◆ **WRITTEN REQUEST**:
Copy each line below that includes "почтовый".

◆ **STORED RECORDS**:
● ● ● ● ● ● ●

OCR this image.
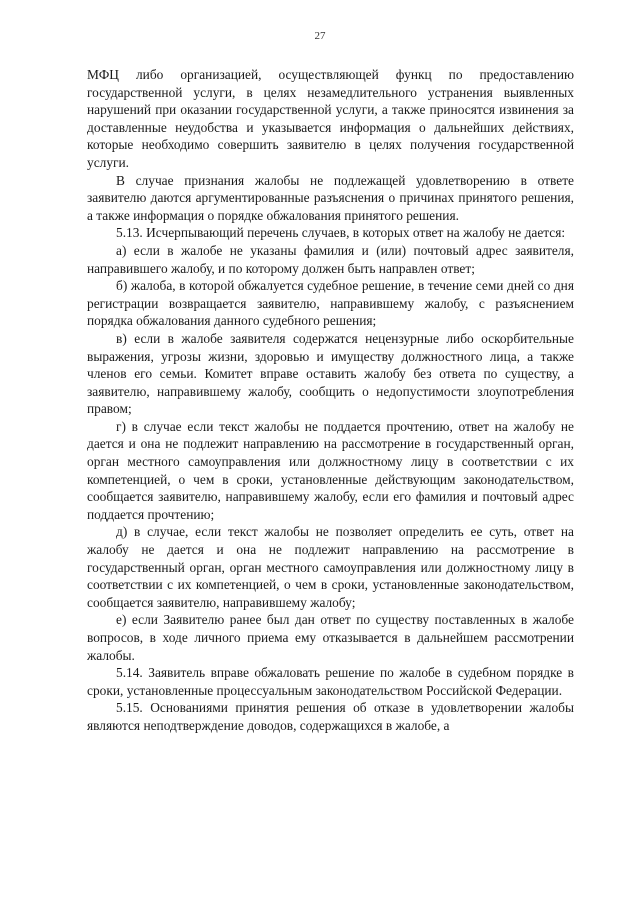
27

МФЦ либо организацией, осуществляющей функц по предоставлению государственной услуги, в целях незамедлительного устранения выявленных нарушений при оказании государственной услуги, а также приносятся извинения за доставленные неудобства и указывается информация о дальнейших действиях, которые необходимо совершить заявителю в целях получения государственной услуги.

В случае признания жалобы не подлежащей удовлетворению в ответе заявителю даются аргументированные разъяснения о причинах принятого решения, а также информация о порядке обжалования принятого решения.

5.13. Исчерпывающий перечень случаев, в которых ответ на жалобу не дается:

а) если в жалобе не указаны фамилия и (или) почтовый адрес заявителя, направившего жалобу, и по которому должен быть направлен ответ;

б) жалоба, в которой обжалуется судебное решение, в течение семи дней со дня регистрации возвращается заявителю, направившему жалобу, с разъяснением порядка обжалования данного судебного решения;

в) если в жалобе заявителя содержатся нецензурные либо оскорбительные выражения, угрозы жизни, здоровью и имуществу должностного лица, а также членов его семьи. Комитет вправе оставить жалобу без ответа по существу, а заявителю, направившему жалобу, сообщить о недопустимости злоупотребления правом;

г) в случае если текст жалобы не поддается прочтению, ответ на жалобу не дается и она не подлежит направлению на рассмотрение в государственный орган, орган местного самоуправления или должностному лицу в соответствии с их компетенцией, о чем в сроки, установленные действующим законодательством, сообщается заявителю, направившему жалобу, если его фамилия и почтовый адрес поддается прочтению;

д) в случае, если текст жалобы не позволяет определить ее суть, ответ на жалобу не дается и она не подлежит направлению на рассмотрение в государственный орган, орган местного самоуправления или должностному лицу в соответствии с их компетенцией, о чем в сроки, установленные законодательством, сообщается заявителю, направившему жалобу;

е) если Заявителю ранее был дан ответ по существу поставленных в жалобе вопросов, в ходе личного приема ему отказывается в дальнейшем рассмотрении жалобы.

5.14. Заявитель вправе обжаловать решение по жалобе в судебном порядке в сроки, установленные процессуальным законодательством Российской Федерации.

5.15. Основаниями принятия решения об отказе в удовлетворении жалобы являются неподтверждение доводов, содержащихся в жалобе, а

● ● ● ● ● ● ●

◆ **SOLUTION TO THIS TASK**:
а) если в жалобе не указаны фамилия и (или) почтовый адрес заявителя, направившего жалобу, и по которому должен быть направлен ответ;
г) в случае если текст жалобы не поддается прочтению, ответ на жалобу не дается и она не подлежит направлению на рассмотрение в государственный орган, орган местного самоуправления или должностному лицу в соответствии с их компетенцией, о чем в сроки, установленные действующим законодательством, сообщается заявителю, направившему жалобу, если его фамилия и почтовый адрес поддается прочтению;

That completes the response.